(Brief) Look over the lines below. Report each one that includes the string "JSON".

== Available records

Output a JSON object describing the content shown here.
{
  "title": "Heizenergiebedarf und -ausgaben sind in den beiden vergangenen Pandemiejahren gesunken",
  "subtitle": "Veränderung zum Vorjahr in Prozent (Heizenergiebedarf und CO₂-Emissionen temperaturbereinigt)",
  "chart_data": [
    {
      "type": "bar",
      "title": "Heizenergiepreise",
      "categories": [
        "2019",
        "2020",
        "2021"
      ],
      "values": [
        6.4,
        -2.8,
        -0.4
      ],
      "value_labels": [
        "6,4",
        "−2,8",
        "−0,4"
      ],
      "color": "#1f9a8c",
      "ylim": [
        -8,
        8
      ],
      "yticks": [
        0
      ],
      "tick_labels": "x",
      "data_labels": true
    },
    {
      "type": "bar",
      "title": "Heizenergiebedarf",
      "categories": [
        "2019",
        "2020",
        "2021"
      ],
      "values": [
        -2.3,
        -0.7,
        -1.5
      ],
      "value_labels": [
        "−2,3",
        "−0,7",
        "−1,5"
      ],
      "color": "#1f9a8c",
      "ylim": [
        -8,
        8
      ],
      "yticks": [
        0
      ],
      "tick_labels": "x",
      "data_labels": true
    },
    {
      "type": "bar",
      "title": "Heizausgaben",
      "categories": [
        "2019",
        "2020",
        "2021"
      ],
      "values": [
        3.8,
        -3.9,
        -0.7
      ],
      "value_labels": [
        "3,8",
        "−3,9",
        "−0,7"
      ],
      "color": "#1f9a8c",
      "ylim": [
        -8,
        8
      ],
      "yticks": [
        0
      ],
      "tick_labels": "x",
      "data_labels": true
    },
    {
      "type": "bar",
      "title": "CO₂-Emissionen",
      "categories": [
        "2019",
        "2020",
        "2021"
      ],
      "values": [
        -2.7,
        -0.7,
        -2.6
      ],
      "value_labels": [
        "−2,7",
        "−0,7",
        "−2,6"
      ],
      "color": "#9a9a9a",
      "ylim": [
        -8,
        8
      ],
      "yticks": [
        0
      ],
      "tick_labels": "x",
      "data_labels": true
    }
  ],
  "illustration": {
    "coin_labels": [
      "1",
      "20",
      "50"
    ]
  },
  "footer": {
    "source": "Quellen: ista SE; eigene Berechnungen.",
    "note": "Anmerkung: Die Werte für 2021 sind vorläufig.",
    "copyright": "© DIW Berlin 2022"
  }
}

====
== Available records

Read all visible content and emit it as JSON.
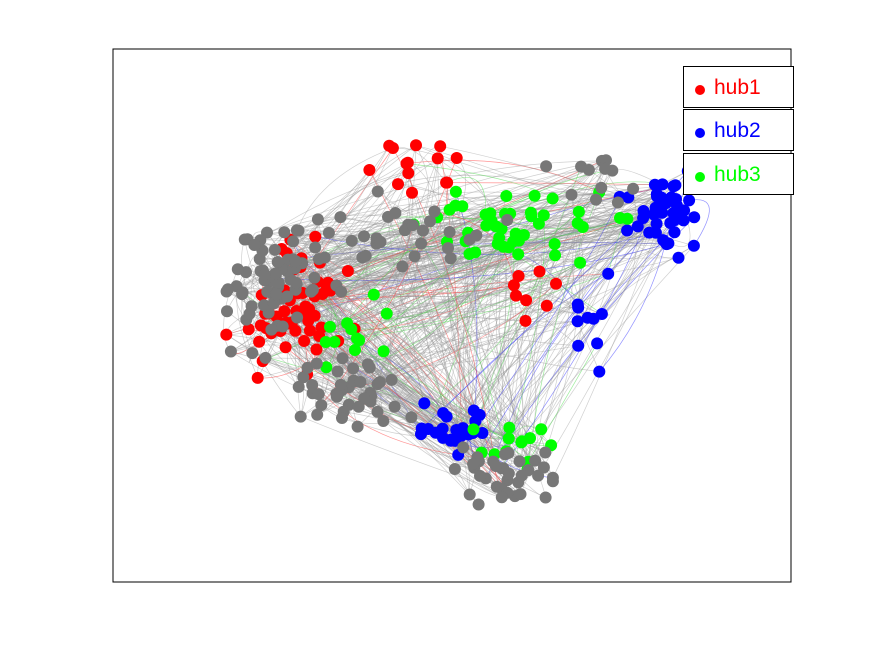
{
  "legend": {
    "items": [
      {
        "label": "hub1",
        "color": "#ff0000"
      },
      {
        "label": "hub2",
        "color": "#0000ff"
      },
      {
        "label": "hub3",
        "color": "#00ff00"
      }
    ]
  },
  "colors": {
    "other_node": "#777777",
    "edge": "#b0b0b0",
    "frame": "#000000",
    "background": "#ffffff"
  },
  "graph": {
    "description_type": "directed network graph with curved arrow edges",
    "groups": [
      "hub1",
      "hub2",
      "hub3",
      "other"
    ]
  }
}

====

(Response to the task)
Output a JSON object describing the content shown here.
Read all visible content and emit it as JSON.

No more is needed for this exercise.